** Start DATA PROVIDED **

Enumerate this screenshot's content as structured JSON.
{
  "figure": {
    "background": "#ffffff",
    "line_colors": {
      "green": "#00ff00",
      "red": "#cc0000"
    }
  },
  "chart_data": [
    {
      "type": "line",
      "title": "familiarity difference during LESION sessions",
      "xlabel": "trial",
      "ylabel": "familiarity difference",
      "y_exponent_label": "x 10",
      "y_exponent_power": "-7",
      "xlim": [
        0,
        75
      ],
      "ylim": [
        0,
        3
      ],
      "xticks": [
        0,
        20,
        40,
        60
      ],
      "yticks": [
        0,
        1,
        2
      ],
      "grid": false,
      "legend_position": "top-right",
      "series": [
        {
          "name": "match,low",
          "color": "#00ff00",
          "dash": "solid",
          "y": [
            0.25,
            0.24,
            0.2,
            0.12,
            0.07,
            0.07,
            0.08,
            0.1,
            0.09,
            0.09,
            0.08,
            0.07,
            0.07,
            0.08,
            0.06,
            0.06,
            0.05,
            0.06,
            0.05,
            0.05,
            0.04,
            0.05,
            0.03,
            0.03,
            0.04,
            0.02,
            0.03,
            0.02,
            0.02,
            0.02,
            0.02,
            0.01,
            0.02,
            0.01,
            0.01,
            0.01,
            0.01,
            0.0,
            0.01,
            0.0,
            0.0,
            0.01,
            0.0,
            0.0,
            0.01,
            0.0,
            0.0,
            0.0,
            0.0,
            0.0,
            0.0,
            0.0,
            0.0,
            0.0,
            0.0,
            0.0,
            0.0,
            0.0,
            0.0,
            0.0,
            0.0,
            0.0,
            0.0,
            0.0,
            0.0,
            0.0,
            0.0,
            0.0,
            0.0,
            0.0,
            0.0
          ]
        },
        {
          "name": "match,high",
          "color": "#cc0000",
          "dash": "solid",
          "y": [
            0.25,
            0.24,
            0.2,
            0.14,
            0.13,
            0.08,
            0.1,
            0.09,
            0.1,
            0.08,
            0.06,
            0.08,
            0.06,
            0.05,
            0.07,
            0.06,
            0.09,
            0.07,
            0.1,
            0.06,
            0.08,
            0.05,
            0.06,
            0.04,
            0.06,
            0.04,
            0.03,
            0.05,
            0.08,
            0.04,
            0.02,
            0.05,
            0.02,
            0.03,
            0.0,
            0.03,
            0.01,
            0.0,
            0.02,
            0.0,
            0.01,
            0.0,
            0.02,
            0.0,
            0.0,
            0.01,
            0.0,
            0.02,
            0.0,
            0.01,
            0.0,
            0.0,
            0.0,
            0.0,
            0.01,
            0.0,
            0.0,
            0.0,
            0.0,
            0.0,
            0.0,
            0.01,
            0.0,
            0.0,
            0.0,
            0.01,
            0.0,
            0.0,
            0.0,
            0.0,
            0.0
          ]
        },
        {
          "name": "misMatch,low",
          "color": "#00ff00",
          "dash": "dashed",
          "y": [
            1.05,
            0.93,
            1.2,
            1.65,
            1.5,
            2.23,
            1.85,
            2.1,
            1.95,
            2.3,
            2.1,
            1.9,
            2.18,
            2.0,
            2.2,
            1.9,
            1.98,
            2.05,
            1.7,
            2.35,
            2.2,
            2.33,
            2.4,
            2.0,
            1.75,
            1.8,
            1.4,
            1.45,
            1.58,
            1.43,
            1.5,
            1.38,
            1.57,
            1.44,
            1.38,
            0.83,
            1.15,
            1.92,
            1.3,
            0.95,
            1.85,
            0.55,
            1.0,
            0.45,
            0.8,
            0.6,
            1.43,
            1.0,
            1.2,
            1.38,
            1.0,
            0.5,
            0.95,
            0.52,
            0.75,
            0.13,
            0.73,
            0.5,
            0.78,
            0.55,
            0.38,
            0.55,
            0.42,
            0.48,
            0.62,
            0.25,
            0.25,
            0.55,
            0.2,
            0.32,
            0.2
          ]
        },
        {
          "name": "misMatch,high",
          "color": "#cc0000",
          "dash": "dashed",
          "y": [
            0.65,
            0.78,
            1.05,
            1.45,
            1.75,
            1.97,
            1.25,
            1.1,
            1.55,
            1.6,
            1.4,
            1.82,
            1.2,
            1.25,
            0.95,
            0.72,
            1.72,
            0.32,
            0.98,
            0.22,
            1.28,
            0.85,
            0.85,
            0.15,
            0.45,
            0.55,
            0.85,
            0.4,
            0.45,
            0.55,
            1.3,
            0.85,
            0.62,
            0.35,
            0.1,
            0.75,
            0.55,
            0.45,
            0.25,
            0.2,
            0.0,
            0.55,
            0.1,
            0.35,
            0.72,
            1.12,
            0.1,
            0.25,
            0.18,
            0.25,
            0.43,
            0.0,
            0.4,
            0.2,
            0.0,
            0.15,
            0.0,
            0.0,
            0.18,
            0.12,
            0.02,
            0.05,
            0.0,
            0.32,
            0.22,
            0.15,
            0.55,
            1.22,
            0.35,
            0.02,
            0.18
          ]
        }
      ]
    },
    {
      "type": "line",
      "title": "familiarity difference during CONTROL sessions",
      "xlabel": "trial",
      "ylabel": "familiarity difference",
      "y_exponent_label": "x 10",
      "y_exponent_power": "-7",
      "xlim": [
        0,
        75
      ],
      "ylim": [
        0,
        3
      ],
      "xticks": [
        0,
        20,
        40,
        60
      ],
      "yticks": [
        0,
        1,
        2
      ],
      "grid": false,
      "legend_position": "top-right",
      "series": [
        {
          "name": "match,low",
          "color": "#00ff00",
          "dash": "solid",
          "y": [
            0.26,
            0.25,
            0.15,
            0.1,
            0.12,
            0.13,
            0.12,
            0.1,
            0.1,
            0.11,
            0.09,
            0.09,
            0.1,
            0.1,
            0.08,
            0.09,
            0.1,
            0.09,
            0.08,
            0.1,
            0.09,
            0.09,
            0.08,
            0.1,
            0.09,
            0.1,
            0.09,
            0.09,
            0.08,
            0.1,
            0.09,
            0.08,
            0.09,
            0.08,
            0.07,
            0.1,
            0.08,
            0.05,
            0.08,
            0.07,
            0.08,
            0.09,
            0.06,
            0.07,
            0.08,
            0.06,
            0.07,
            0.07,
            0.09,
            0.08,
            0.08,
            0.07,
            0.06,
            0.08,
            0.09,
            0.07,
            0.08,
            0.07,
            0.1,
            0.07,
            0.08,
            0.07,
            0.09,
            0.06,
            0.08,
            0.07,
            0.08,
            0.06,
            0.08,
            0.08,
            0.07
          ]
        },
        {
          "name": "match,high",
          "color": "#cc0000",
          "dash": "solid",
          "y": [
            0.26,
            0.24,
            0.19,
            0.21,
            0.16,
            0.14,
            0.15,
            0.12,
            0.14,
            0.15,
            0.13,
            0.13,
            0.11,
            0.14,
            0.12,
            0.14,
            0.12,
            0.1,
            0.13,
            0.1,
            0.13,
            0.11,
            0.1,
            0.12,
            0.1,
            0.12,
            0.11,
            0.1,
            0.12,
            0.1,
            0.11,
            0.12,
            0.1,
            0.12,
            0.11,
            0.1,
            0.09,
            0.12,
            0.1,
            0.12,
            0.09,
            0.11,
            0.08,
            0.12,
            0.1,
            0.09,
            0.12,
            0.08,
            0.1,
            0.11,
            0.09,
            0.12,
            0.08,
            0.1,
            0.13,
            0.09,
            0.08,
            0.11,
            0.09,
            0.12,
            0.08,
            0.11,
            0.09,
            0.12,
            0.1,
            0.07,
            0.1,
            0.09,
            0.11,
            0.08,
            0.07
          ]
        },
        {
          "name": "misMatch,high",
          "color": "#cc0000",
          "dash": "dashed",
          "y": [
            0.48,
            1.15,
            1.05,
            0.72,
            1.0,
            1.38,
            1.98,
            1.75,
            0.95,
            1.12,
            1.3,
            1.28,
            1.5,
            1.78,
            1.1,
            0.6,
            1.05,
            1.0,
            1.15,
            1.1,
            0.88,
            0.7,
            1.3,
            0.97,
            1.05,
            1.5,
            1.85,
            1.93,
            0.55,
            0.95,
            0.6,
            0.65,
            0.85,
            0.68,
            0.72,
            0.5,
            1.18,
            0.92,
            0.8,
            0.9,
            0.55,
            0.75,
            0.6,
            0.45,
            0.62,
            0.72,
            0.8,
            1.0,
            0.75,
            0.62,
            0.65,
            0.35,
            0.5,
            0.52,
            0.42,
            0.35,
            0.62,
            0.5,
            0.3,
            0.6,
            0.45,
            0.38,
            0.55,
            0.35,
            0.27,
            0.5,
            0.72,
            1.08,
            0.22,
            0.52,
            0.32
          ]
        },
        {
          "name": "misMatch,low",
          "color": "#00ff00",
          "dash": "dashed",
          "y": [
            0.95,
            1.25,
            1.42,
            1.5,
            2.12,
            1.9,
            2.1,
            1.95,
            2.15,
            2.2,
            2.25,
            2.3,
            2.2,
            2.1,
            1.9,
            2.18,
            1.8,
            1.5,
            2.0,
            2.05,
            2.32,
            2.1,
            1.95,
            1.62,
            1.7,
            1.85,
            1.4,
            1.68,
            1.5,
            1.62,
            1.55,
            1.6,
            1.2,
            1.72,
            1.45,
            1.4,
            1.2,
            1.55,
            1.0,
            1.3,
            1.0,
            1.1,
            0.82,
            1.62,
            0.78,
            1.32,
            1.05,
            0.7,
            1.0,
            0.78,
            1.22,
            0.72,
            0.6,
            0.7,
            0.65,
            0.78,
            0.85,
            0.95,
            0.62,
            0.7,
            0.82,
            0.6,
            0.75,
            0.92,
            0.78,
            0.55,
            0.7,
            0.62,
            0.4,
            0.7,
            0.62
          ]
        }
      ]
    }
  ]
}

** End DATA PROVIDED **

◆ EXERCISE GOAL:
Considering only the records above, state the number of lines that include the word "during", with nothing added.

◆ TASK RESULT:
2